[Work to be completed] Work out how many lines of the listing hold the string "Agricultural". Answer with that number alone.

— START OF Supplied entries —

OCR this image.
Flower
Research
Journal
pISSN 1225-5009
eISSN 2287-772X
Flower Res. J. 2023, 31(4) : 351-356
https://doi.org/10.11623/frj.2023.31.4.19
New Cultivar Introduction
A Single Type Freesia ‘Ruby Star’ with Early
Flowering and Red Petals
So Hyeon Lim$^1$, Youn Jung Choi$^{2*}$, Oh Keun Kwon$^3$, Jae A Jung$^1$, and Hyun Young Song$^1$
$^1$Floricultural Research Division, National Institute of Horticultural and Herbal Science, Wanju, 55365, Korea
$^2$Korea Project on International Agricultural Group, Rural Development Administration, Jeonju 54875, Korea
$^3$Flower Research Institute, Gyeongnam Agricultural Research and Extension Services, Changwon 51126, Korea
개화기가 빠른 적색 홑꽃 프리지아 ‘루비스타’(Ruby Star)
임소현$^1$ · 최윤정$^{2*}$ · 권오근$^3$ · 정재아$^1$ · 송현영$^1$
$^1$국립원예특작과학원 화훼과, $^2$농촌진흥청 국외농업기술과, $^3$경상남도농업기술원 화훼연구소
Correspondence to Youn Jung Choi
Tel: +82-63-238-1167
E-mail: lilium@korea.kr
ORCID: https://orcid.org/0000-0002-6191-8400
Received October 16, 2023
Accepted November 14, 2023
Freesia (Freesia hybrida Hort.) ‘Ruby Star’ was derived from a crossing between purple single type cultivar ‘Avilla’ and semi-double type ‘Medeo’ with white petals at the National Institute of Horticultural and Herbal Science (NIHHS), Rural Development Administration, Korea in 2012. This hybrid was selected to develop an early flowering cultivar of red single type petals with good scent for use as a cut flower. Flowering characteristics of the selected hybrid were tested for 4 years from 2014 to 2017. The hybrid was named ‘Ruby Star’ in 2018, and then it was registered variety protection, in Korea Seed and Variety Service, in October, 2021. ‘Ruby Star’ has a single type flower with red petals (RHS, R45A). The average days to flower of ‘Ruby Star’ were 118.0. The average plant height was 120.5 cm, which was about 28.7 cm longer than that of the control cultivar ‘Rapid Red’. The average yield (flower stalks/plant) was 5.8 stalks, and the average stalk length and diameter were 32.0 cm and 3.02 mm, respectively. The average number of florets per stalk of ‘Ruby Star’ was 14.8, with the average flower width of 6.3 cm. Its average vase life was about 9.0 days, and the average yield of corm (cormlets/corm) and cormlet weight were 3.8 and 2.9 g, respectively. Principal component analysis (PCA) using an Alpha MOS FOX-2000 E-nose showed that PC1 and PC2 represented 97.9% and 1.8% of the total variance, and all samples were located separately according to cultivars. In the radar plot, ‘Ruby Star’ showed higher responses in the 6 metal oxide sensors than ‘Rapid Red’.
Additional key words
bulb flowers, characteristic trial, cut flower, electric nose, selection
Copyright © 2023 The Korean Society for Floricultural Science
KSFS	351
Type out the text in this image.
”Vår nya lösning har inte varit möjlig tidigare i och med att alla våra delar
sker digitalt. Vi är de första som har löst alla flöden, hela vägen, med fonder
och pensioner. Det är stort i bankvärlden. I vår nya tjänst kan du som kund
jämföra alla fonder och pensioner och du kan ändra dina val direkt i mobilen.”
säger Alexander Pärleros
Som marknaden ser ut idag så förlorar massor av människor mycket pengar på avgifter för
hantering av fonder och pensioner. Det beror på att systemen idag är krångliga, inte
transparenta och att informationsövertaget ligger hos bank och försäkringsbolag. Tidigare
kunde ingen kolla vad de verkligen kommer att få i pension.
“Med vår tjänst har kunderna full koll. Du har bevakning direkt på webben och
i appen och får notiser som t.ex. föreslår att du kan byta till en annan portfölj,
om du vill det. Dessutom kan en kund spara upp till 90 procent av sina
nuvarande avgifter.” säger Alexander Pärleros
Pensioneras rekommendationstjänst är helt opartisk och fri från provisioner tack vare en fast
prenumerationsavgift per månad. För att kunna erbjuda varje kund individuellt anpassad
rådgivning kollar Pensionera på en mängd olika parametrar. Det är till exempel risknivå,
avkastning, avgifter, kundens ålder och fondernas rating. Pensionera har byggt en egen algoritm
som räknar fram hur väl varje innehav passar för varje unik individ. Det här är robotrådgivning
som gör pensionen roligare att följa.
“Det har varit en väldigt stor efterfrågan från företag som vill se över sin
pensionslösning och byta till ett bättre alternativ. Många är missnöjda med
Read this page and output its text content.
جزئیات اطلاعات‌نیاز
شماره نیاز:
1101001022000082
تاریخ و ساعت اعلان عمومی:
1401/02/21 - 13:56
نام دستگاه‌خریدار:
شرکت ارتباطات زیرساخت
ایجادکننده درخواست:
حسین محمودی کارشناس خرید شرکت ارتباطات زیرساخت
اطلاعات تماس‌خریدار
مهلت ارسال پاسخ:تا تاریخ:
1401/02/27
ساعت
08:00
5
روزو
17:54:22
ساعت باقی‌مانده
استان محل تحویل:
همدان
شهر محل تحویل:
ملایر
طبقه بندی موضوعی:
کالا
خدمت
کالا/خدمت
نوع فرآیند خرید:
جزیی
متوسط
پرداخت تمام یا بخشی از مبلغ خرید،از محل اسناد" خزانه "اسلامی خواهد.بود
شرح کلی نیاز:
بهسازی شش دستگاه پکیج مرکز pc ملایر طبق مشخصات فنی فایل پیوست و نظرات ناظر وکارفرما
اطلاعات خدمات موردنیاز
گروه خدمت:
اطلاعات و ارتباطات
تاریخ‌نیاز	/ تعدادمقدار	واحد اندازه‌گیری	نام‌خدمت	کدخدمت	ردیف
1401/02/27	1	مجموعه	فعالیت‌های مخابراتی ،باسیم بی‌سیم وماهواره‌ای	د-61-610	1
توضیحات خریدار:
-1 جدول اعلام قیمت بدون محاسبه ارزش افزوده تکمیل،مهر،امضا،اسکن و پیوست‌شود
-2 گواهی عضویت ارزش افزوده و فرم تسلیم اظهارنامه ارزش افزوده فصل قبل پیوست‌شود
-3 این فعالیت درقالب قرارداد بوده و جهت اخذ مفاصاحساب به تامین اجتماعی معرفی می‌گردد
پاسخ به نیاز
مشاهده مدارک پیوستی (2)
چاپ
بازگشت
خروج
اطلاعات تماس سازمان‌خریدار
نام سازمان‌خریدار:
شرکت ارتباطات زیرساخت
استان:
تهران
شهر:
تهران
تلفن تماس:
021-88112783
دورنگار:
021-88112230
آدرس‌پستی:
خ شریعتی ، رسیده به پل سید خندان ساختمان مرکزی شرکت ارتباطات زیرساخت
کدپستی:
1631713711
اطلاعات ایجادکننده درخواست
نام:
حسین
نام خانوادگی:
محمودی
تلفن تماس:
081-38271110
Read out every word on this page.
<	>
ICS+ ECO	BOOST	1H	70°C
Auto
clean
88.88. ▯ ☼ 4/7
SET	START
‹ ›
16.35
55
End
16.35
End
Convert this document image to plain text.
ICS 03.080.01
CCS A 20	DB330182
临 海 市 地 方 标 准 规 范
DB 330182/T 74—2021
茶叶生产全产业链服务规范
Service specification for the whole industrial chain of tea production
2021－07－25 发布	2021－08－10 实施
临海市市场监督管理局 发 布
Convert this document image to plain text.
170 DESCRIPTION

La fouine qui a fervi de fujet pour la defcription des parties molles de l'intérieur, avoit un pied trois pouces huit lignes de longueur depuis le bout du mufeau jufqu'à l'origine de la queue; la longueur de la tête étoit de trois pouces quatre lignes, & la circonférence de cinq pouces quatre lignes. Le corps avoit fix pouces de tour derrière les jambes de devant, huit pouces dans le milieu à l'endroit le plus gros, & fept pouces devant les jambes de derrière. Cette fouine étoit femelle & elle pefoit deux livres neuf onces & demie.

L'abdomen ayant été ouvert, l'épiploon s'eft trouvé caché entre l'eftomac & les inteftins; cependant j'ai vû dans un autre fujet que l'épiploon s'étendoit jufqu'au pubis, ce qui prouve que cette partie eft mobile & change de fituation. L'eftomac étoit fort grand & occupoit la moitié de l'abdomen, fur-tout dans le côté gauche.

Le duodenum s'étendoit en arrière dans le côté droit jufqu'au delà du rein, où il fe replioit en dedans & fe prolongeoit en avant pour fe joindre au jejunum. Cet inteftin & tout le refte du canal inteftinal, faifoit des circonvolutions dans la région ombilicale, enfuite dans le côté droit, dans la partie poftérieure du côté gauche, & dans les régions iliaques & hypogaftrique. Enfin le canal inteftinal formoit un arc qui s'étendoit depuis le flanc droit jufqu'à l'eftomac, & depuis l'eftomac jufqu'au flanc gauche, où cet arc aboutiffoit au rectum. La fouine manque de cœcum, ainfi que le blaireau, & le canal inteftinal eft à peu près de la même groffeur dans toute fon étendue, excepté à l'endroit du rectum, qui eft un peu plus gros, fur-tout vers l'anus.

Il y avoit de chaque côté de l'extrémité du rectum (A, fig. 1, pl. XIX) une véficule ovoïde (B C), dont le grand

— END OF Supplied entries —

[Problem solution] 2